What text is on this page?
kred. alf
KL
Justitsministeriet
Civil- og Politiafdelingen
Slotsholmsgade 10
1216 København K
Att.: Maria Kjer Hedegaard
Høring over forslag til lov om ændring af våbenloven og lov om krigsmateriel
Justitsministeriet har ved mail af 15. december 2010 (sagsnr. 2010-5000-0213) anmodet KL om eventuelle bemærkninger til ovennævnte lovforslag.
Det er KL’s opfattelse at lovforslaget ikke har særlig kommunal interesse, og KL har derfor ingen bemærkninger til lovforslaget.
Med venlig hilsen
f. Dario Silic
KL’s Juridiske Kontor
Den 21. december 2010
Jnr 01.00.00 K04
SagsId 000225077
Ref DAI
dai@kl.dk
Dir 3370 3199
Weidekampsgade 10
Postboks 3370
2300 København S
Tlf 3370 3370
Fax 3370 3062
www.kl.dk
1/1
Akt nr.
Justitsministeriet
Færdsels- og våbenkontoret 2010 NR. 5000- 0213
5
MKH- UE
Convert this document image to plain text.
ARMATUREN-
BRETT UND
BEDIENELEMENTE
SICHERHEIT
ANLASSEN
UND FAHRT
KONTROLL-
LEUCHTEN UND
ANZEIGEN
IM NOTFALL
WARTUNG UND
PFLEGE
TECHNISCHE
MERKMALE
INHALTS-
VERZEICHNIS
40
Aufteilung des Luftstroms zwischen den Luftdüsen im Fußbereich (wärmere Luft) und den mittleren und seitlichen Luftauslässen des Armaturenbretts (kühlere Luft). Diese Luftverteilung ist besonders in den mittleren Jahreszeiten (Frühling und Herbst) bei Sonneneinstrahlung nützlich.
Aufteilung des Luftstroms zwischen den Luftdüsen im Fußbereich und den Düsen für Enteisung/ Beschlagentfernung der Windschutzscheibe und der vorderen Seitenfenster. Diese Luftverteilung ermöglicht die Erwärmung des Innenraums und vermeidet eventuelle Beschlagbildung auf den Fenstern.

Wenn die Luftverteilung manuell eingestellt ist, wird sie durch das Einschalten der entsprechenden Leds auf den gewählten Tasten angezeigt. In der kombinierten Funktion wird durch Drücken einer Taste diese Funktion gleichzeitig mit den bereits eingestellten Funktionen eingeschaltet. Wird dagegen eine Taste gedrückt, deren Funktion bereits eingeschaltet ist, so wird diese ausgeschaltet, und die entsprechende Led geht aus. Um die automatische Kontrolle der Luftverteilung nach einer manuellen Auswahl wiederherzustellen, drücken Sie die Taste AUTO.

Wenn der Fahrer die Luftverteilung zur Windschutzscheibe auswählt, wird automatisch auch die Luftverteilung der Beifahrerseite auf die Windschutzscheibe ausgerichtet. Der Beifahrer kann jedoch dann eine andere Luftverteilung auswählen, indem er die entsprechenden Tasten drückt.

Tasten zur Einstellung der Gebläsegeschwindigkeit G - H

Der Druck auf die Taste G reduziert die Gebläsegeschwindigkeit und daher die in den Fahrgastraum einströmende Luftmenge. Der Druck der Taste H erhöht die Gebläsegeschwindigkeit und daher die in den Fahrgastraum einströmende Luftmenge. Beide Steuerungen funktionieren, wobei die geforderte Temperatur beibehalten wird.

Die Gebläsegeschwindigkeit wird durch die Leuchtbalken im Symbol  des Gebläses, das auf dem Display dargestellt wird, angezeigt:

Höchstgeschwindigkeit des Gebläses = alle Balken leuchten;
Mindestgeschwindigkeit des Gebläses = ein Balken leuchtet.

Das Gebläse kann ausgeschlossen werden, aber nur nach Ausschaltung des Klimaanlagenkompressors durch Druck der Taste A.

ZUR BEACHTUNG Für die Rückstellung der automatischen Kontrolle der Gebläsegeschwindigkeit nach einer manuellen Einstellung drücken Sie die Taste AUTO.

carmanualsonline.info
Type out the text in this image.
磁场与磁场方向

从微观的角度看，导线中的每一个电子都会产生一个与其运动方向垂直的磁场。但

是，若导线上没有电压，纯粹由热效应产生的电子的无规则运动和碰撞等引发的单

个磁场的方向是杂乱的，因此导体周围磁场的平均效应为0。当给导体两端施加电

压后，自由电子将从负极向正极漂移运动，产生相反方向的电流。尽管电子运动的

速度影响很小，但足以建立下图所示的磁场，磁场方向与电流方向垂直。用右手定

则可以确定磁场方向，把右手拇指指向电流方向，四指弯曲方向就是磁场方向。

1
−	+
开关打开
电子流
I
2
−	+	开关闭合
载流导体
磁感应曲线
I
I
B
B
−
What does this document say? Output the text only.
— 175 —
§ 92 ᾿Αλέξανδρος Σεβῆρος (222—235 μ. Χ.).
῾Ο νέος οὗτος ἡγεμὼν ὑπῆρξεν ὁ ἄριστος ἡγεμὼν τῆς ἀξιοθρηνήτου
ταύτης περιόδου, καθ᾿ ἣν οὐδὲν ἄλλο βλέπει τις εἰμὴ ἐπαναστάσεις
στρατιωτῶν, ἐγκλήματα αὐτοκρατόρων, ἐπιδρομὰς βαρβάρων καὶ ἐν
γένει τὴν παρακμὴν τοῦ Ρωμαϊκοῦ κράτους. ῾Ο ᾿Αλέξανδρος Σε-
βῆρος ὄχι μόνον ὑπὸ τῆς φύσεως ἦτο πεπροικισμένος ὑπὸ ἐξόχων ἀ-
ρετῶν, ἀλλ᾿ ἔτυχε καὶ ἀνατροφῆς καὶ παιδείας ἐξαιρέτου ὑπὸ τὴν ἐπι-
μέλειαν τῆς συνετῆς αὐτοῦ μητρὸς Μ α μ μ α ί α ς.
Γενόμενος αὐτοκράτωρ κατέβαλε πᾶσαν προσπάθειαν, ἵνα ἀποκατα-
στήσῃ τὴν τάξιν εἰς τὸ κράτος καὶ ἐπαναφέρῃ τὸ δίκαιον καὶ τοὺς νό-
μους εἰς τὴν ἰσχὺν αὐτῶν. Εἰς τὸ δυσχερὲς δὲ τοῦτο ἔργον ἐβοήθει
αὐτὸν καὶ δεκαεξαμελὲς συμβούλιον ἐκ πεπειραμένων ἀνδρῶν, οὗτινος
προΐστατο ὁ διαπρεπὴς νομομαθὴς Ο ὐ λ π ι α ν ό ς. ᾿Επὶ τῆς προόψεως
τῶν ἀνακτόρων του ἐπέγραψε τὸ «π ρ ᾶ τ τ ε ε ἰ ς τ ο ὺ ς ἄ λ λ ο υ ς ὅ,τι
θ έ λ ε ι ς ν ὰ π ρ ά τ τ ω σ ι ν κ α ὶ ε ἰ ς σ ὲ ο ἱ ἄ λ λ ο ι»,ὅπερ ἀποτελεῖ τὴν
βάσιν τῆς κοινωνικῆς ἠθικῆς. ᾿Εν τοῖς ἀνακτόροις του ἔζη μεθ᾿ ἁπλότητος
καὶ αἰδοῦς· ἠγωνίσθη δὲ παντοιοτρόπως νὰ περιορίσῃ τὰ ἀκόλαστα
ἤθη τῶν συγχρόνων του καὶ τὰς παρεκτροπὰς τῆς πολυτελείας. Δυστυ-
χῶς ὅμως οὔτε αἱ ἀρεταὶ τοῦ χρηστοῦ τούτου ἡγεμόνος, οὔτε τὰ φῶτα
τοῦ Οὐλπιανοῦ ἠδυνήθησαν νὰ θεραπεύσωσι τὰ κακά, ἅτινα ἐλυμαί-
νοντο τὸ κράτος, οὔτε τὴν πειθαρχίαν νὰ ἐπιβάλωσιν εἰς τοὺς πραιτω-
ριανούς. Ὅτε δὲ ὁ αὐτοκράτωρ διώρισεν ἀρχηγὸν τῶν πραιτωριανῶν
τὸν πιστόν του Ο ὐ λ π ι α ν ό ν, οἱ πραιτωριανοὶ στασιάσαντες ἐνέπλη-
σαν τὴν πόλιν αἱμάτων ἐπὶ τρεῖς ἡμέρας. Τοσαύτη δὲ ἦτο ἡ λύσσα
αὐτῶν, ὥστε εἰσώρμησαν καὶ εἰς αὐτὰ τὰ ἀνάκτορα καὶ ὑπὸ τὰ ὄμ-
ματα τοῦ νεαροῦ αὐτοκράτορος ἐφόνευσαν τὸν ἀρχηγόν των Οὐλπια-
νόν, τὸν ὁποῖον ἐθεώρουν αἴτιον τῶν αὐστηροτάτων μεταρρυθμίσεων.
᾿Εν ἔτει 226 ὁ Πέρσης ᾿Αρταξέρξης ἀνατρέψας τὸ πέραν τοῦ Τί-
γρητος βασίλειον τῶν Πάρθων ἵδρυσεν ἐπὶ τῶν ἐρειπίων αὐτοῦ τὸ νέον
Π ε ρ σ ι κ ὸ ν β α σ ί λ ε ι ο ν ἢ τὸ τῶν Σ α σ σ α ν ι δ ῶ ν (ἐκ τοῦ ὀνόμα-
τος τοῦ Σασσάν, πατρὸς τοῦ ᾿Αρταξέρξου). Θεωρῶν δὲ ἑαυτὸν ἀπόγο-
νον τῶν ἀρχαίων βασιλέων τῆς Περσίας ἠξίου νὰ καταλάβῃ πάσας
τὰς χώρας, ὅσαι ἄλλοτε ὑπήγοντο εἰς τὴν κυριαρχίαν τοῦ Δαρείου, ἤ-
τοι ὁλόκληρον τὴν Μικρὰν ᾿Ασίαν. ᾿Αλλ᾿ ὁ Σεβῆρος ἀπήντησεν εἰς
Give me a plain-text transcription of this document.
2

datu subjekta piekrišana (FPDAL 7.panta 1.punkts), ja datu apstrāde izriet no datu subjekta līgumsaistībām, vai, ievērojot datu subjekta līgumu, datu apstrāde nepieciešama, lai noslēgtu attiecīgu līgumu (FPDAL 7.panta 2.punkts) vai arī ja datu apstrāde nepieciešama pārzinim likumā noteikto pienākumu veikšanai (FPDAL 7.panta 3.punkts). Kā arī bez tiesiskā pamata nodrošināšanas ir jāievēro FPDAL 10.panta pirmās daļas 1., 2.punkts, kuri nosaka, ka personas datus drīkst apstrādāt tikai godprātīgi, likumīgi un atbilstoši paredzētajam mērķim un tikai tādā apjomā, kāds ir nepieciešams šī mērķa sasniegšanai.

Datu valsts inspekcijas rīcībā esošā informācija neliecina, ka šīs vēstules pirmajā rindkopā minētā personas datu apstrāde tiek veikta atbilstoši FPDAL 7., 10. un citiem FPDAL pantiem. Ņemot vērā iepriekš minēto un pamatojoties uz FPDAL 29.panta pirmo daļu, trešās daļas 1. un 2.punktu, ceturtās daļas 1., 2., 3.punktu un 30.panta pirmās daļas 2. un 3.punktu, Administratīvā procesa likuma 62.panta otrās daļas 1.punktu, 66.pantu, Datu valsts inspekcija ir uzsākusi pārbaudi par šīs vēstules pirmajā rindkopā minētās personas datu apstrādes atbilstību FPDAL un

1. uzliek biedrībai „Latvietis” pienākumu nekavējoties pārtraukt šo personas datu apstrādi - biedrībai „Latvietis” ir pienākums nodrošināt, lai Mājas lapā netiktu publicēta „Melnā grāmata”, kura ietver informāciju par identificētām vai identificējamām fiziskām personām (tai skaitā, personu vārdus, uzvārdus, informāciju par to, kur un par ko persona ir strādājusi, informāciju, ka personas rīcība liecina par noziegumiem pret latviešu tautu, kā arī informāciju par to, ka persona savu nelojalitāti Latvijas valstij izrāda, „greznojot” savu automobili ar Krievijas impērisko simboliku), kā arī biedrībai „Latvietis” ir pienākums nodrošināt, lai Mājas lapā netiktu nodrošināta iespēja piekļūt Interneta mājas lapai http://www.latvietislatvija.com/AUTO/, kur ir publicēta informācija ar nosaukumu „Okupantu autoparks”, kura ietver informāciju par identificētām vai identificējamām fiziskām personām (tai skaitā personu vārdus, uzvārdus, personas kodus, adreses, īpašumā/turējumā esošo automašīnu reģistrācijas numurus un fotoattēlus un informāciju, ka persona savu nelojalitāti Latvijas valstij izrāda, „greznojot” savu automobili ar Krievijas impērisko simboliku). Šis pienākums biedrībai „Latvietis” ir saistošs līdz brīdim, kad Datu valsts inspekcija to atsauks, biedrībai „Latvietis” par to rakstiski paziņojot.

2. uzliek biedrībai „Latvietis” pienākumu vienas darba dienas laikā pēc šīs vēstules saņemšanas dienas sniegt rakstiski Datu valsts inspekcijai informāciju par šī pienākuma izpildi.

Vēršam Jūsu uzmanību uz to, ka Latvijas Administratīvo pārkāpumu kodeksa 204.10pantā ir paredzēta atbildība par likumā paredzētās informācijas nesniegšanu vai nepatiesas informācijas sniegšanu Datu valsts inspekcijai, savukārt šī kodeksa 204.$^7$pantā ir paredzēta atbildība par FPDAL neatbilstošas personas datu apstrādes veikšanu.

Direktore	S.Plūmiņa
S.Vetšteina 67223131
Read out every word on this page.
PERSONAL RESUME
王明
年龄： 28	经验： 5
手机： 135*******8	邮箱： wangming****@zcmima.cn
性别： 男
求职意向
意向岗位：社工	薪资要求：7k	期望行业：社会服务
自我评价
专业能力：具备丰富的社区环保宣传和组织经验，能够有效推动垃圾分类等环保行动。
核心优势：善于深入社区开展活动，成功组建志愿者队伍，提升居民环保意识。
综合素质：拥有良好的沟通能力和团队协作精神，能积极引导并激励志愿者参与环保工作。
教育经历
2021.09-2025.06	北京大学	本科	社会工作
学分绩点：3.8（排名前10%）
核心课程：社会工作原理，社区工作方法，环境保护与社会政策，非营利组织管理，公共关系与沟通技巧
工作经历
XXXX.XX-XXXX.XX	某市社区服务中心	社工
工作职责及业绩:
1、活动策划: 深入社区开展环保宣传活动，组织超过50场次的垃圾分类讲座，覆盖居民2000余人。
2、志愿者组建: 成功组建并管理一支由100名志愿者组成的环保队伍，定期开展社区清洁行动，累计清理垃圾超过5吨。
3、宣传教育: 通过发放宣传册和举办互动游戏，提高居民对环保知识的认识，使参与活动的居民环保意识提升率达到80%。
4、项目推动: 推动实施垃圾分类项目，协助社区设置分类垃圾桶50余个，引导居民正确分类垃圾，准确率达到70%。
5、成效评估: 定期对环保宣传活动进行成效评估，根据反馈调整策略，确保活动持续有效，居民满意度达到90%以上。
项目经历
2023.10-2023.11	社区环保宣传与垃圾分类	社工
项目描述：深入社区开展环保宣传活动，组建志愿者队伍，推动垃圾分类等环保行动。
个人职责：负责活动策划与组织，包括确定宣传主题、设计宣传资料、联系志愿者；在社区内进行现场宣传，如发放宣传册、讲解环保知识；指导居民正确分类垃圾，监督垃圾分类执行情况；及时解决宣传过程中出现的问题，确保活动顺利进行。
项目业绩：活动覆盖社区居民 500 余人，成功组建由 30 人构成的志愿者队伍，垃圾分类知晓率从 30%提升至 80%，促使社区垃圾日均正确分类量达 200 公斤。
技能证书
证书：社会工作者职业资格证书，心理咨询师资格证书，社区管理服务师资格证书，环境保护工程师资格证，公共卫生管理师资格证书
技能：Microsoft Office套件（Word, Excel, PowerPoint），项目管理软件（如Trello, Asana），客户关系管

◆ INSTRUCTIONS TO FOLLOW
Above are entries; state the number of lines among them that contain "zwischen", and nothing else.

◆ TASK OUTPUT
2